To be done: Rewrite the lines from the line with "Patent image size: (331, 578)." up to and including the line with "The attachment portion 904 is at (177, 413).", changing "side view" to "lateral view" and keeping everything else the same.

Stored data:

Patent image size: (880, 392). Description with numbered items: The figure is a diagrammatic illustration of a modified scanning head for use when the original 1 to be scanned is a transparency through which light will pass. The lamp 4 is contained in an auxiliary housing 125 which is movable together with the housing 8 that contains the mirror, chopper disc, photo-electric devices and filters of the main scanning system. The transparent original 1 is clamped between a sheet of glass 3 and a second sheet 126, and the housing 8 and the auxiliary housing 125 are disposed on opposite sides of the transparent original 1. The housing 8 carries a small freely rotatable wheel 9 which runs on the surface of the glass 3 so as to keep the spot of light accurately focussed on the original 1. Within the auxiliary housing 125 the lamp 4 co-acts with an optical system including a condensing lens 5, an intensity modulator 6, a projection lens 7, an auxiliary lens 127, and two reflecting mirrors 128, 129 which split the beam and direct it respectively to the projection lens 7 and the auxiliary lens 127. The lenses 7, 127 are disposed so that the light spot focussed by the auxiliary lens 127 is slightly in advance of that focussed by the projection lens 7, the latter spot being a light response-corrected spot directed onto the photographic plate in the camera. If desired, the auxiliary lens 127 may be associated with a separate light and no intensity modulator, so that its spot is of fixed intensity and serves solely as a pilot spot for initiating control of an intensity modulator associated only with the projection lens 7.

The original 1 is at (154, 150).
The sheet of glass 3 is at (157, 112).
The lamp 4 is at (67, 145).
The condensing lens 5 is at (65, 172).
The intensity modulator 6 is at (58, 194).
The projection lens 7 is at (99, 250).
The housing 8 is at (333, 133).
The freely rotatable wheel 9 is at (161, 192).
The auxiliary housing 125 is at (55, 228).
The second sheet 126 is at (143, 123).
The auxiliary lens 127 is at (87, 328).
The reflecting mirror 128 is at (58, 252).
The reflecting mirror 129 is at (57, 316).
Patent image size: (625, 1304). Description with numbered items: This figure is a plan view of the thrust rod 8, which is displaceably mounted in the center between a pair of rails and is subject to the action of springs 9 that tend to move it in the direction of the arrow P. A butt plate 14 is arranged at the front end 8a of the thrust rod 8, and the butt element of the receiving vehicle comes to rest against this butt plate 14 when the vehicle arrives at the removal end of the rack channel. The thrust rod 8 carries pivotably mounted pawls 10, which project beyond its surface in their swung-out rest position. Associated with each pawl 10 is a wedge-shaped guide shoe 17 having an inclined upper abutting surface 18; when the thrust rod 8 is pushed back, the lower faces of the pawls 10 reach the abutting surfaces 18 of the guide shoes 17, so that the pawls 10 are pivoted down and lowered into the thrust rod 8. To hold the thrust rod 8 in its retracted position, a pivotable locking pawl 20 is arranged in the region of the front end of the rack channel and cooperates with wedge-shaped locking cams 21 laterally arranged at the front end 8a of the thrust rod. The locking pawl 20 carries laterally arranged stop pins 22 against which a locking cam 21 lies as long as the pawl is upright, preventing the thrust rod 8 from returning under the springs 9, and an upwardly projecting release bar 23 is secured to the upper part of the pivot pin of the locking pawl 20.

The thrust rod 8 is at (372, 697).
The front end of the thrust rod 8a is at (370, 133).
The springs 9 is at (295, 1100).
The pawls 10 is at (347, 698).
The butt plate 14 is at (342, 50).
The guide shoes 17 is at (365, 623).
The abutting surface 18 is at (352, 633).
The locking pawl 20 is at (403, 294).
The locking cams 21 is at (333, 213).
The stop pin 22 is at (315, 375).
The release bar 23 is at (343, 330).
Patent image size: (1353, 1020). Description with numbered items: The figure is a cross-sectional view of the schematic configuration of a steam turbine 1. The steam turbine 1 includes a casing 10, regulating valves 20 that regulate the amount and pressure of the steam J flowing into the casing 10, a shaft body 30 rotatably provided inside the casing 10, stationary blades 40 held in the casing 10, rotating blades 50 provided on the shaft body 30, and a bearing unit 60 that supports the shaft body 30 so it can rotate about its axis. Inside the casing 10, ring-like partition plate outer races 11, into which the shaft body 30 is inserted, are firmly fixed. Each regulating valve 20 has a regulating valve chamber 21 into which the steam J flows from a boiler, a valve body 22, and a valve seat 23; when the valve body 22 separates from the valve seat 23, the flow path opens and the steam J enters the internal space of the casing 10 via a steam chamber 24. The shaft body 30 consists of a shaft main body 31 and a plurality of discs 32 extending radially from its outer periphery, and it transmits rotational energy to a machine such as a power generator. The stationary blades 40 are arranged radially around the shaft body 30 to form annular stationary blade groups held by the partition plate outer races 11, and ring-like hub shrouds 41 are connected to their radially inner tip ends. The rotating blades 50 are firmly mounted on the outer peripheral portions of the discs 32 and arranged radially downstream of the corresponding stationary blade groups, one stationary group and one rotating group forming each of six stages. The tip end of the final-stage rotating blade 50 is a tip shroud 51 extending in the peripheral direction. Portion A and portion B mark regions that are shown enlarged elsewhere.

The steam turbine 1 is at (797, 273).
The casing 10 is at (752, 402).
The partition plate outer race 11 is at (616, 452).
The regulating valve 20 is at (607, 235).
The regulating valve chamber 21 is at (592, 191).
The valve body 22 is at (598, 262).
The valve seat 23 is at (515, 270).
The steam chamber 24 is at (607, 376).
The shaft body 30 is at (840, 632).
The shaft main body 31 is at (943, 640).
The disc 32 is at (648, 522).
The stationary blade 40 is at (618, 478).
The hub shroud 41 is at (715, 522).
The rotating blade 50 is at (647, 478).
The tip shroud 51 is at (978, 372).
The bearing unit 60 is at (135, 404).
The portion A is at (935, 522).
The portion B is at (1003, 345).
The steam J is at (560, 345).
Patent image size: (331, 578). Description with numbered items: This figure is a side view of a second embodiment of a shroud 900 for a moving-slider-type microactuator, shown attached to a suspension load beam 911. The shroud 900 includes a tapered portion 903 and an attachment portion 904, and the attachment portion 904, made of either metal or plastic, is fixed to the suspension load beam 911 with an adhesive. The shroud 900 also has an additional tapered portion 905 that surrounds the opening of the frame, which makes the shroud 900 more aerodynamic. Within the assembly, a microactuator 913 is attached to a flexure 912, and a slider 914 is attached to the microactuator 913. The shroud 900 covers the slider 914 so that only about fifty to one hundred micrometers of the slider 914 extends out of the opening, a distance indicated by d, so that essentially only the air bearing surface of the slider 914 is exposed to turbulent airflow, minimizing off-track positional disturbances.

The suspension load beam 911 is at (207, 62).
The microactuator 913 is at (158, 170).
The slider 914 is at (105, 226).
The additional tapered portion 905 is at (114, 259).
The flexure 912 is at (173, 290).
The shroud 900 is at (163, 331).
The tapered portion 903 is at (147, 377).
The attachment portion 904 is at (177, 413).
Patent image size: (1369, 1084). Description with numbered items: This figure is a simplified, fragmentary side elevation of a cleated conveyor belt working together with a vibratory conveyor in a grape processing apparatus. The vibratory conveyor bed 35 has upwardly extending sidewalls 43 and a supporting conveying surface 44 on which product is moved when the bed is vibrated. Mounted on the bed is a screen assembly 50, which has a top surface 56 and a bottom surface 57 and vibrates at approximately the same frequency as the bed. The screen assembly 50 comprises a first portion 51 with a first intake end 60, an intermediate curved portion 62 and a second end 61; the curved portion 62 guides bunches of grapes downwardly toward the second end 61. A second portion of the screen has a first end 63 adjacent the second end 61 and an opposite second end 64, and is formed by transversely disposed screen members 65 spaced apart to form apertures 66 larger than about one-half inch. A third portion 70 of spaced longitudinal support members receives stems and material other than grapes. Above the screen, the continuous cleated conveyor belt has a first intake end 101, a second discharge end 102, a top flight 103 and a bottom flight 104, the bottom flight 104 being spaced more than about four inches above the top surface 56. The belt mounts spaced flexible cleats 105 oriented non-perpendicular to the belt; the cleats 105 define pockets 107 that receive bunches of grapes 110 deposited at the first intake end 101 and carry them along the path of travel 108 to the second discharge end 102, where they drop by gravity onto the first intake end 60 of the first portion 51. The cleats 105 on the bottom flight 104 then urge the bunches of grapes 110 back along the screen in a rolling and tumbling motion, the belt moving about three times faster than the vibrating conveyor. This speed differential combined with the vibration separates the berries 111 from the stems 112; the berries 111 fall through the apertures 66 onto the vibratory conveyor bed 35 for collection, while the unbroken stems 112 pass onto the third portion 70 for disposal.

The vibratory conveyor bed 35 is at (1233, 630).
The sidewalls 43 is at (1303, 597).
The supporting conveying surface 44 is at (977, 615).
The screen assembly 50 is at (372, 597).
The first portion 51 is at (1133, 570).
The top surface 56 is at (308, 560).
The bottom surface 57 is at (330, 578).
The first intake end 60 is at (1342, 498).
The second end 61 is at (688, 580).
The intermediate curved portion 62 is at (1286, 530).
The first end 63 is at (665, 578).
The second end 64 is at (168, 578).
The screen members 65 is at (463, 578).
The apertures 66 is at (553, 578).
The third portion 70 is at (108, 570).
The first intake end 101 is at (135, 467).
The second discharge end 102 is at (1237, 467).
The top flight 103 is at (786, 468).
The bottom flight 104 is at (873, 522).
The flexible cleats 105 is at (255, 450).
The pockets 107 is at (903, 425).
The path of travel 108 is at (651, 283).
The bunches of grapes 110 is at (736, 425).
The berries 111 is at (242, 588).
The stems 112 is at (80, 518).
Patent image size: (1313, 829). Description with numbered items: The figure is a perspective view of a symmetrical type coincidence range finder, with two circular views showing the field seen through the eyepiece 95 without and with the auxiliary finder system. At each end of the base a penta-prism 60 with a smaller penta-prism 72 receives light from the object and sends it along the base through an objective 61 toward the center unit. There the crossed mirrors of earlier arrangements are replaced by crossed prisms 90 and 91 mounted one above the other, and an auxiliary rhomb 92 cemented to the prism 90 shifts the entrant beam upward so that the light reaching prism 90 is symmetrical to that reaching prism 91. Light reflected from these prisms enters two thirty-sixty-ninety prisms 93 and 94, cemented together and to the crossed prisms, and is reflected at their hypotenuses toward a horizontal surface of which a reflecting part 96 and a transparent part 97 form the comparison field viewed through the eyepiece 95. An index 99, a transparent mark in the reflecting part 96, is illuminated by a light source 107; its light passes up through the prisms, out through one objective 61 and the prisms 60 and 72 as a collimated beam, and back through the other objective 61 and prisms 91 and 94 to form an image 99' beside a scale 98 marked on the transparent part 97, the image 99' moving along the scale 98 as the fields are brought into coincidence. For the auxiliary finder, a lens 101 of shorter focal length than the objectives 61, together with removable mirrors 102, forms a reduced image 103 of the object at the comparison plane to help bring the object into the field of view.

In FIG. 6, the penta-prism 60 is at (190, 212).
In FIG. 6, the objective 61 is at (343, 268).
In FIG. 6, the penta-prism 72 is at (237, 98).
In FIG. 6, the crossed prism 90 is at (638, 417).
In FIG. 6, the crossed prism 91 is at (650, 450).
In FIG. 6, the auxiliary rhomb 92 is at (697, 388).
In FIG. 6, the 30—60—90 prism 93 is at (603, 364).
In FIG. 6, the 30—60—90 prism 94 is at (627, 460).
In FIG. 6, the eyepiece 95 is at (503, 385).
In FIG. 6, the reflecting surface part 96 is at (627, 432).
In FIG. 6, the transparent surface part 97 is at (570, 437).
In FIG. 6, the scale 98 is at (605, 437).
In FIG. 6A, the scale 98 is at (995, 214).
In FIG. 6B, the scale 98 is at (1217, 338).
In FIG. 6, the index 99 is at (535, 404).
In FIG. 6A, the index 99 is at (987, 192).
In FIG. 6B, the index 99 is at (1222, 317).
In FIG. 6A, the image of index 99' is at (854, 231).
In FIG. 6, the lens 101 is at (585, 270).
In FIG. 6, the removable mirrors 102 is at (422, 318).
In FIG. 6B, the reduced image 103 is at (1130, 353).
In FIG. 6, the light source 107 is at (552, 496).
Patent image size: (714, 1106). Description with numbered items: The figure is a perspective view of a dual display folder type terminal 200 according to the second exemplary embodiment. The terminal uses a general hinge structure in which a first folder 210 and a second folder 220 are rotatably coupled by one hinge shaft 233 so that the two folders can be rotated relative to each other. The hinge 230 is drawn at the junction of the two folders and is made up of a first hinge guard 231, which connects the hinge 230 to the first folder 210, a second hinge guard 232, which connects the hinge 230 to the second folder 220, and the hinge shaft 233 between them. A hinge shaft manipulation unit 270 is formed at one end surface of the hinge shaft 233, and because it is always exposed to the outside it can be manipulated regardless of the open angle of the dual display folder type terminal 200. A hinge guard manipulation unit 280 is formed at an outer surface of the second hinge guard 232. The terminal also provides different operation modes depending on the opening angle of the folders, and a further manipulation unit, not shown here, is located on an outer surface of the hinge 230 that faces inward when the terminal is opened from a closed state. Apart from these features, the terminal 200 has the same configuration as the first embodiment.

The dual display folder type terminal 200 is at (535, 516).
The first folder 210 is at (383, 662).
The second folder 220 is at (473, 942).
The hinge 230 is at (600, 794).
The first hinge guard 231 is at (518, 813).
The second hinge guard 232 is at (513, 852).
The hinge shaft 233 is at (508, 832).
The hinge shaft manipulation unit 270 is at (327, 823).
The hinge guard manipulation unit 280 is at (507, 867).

Finished exercise:
Patent image size: (331, 578). Description with numbered items: This figure is a lateral view of a second embodiment of a shroud 900 for a moving-slider-type microactuator, shown attached to a suspension load beam 911. The shroud 900 includes a tapered portion 903 and an attachment portion 904, and the attachment portion 904, made of either metal or plastic, is fixed to the suspension load beam 911 with an adhesive. The shroud 900 also has an additional tapered portion 905 that surrounds the opening of the frame, which makes the shroud 900 more aerodynamic. Within the assembly, a microactuator 913 is attached to a flexure 912, and a slider 914 is attached to the microactuator 913. The shroud 900 covers the slider 914 so that only about fifty to one hundred micrometers of the slider 914 extends out of the opening, a distance indicated by d, so that essentially only the air bearing surface of the slider 914 is exposed to turbulent airflow, minimizing off-track positional disturbances.

The suspension load beam 911 is at (207, 62).
The microactuator 913 is at (158, 170).
The slider 914 is at (105, 226).
The additional tapered portion 905 is at (114, 259).
The flexure 912 is at (173, 290).
The shroud 900 is at (163, 331).
The tapered portion 903 is at (147, 377).
The attachment portion 904 is at (177, 413).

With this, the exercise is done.